(Dataset entries)

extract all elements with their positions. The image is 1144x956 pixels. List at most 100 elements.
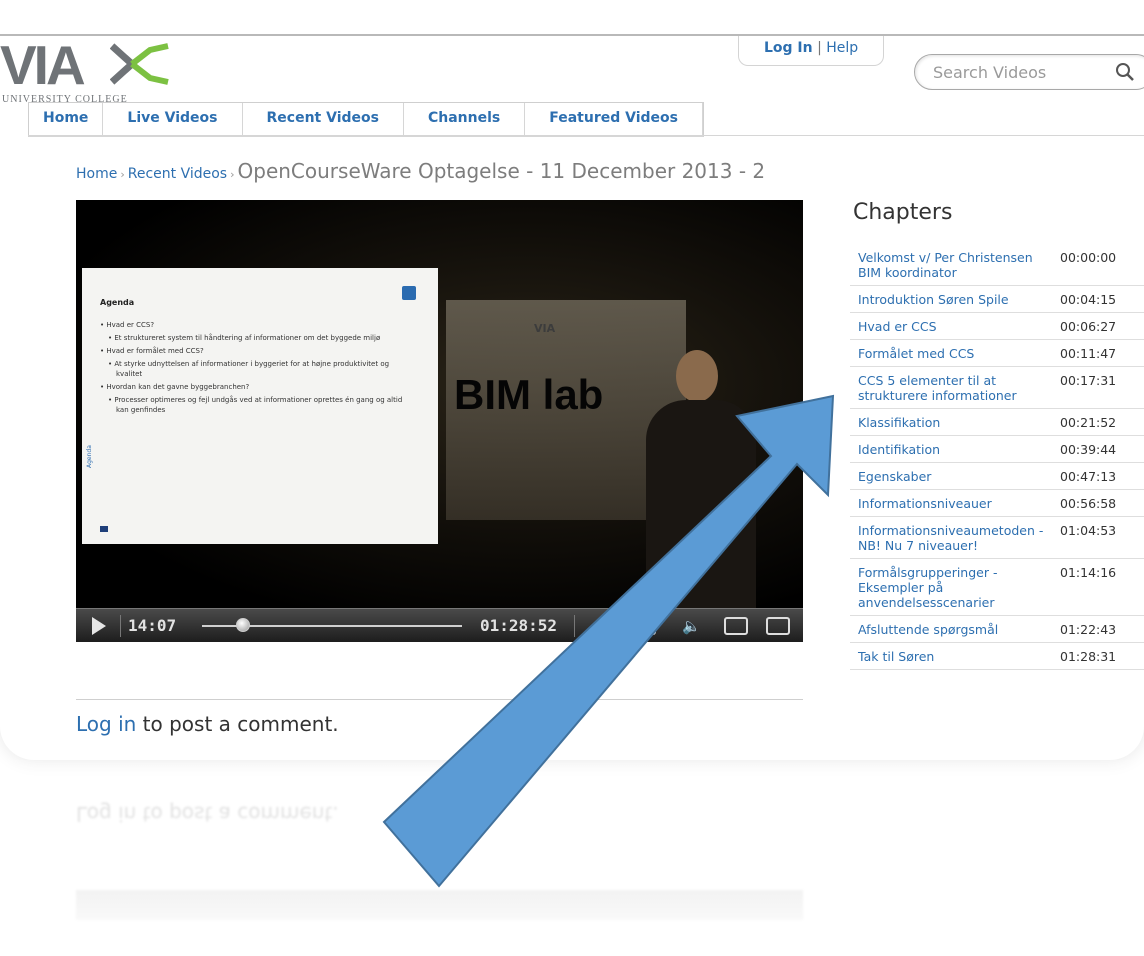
chapter-time: 00:47:13 — [1060, 469, 1117, 484]
slide-bullet: Hvordan kan det gavne byggebranchen? — [100, 382, 415, 392]
chapter-row[interactable]: Tak til Søren 01:28:31 — [850, 643, 1144, 670]
seek-handle[interactable] — [236, 618, 251, 632]
login-link[interactable]: Log In — [764, 40, 813, 56]
slide-logo-icon — [402, 286, 416, 300]
chapter-title[interactable]: Afsluttende spørgsmål — [850, 622, 1056, 637]
slide-footer-logo-icon — [100, 526, 108, 532]
chapter-time: 00:11:47 — [1060, 346, 1117, 361]
chapter-title[interactable]: Informationsniveauer — [850, 496, 1056, 511]
chapter-title[interactable]: Informationsniveaumetoden - NB! Nu 7 niv… — [850, 523, 1056, 553]
control-divider — [120, 615, 121, 637]
chapter-title[interactable]: Egenskaber — [850, 469, 1056, 484]
video-frame[interactable]: Agenda Hvad er CCS? Et struktureret syst… — [76, 200, 803, 608]
chapter-time: 01:28:31 — [1060, 649, 1117, 664]
comment-divider — [76, 699, 803, 700]
logo-arrows-icon — [110, 43, 169, 85]
chapter-row[interactable]: Egenskaber 00:47:13 — [850, 463, 1144, 490]
slide-subbullet: Processer optimeres og fejl undgås ved a… — [100, 395, 415, 415]
chapter-time: 00:00:00 — [1060, 250, 1117, 265]
chapter-row[interactable]: Identifikation 00:39:44 — [850, 436, 1144, 463]
fullscreen-icon[interactable] — [766, 617, 790, 635]
chapter-row[interactable]: Hvad er CCS 00:06:27 — [850, 313, 1144, 340]
room-logo: VIA — [534, 322, 556, 335]
slide-body: Hvad er CCS? Et struktureret system til … — [100, 320, 415, 418]
comment-prompt-text: to post a comment. — [136, 712, 339, 736]
presentation-slide: Agenda Hvad er CCS? Et struktureret syst… — [82, 268, 438, 544]
comment-prompt: Log in to post a comment. — [76, 712, 339, 736]
slide-bullet: Hvad er CCS? — [100, 320, 415, 330]
help-link[interactable]: Help — [826, 40, 858, 56]
chapter-row[interactable]: Informationsniveaumetoden - NB! Nu 7 niv… — [850, 517, 1144, 559]
settings-gear-icon[interactable] — [596, 618, 614, 636]
presenter-body — [646, 400, 756, 608]
room-sign: BIM lab — [454, 371, 604, 418]
page-frame: VIA UNIVERSITY COLLEGE Log In | Help Hom… — [0, 0, 1144, 760]
breadcrumb: Home › Recent Videos › OpenCourseWare Optage… — [76, 159, 765, 183]
chapter-time: 00:17:31 — [1060, 373, 1117, 388]
volume-icon[interactable]: 🔈 — [682, 617, 701, 635]
reflection-fade — [0, 760, 1144, 956]
nav-channels[interactable]: Channels — [404, 103, 526, 136]
nav-featured-videos[interactable]: Featured Videos — [525, 103, 703, 136]
chapters-list: Velkomst v/ Per Christensen BIM koordina… — [850, 244, 1144, 670]
presenter — [646, 350, 756, 608]
chapter-row[interactable]: Formålet med CCS 00:11:47 — [850, 340, 1144, 367]
chapter-row[interactable]: Velkomst v/ Per Christensen BIM koordina… — [850, 244, 1144, 286]
chapter-title[interactable]: Identifikation — [850, 442, 1056, 457]
duration: 01:28:52 — [480, 616, 558, 635]
chapter-time: 00:04:15 — [1060, 292, 1117, 307]
chapter-row[interactable]: Informationsniveauer 00:56:58 — [850, 490, 1144, 517]
video-player[interactable]: Agenda Hvad er CCS? Et struktureret syst… — [76, 200, 803, 642]
main-nav: Home Live Videos Recent Videos Channels … — [28, 102, 704, 137]
nav-recent-videos[interactable]: Recent Videos — [243, 103, 404, 136]
chapter-time: 00:06:27 — [1060, 319, 1117, 334]
chapter-title[interactable]: Klassifikation — [850, 415, 1056, 430]
nav-live-videos[interactable]: Live Videos — [103, 103, 243, 136]
top-rule — [0, 34, 1144, 36]
chapter-title[interactable]: Velkomst v/ Per Christensen BIM koordina… — [850, 250, 1056, 280]
slide-title: Agenda — [100, 298, 135, 307]
chapter-row[interactable]: Introduktion Søren Spile 00:04:15 — [850, 286, 1144, 313]
chapter-time: 00:39:44 — [1060, 442, 1117, 457]
breadcrumb-separator: › — [230, 168, 235, 181]
player-controls: 14:07 01:28:52 🔈 — [76, 608, 803, 642]
control-divider — [574, 615, 575, 637]
chapter-time: 01:14:16 — [1060, 565, 1117, 580]
chapter-title[interactable]: Introduktion Søren Spile — [850, 292, 1056, 307]
login-to-comment-link[interactable]: Log in — [76, 712, 136, 736]
breadcrumb-home[interactable]: Home — [76, 166, 117, 182]
nav-rule — [28, 135, 1144, 136]
chapter-title[interactable]: CCS 5 elementer til at strukturere infor… — [850, 373, 1056, 403]
breadcrumb-separator: › — [120, 168, 125, 181]
play-icon[interactable] — [92, 617, 106, 635]
slide-side-label: Agenda — [86, 445, 93, 468]
popout-icon[interactable] — [724, 617, 748, 635]
chapters-title: Chapters — [853, 200, 953, 225]
search-icon[interactable] — [1115, 62, 1135, 82]
chapter-time: 00:56:58 — [1060, 496, 1117, 511]
presenter-head — [676, 350, 718, 402]
page-reflection: Log in to post a comment. — [0, 760, 1144, 956]
chapter-title[interactable]: Formålet med CCS — [850, 346, 1056, 361]
slide-subbullet: Et struktureret system til håndtering af… — [100, 333, 415, 343]
current-time: 14:07 — [128, 616, 177, 635]
chapter-row[interactable]: Afsluttende spørgsmål 01:22:43 — [850, 616, 1144, 643]
captions-icon[interactable] — [632, 617, 656, 635]
chapter-title[interactable]: Hvad er CCS — [850, 319, 1056, 334]
chapter-row[interactable]: CCS 5 elementer til at strukturere infor… — [850, 367, 1144, 409]
page-title: OpenCourseWare Optagelse - 11 December 2… — [237, 159, 766, 183]
chapter-time: 01:04:53 — [1060, 523, 1117, 538]
slide-bullet: Hvad er formålet med CCS? — [100, 346, 415, 356]
search-box — [914, 54, 1144, 90]
chapter-row[interactable]: Klassifikation 00:21:52 — [850, 409, 1144, 436]
search-input[interactable] — [931, 62, 1105, 83]
chapter-title[interactable]: Formålsgrupperinger - Eksempler på anven… — [850, 565, 1056, 610]
chapter-row[interactable]: Formålsgrupperinger - Eksempler på anven… — [850, 559, 1144, 616]
chapter-title[interactable]: Tak til Søren — [850, 649, 1056, 664]
logo-text: VIA — [0, 34, 86, 96]
nav-home[interactable]: Home — [29, 103, 104, 136]
breadcrumb-recent-videos[interactable]: Recent Videos — [128, 166, 227, 182]
slide-subbullet: At styrke udnyttelsen af informationer i… — [100, 359, 415, 379]
login-separator: | — [817, 40, 822, 56]
login-help-box: Log In | Help — [738, 36, 884, 66]
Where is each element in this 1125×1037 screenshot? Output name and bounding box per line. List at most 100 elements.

• Goal of the exercise:
Report each line of the data above that contains the string "system", copying the lines in full.

• Expected output:
slide-body: Hvad er CCS? Et struktureret system til … — [100, 320, 415, 418]
slide-subbullet: Et struktureret system til håndtering af… — [100, 333, 415, 343]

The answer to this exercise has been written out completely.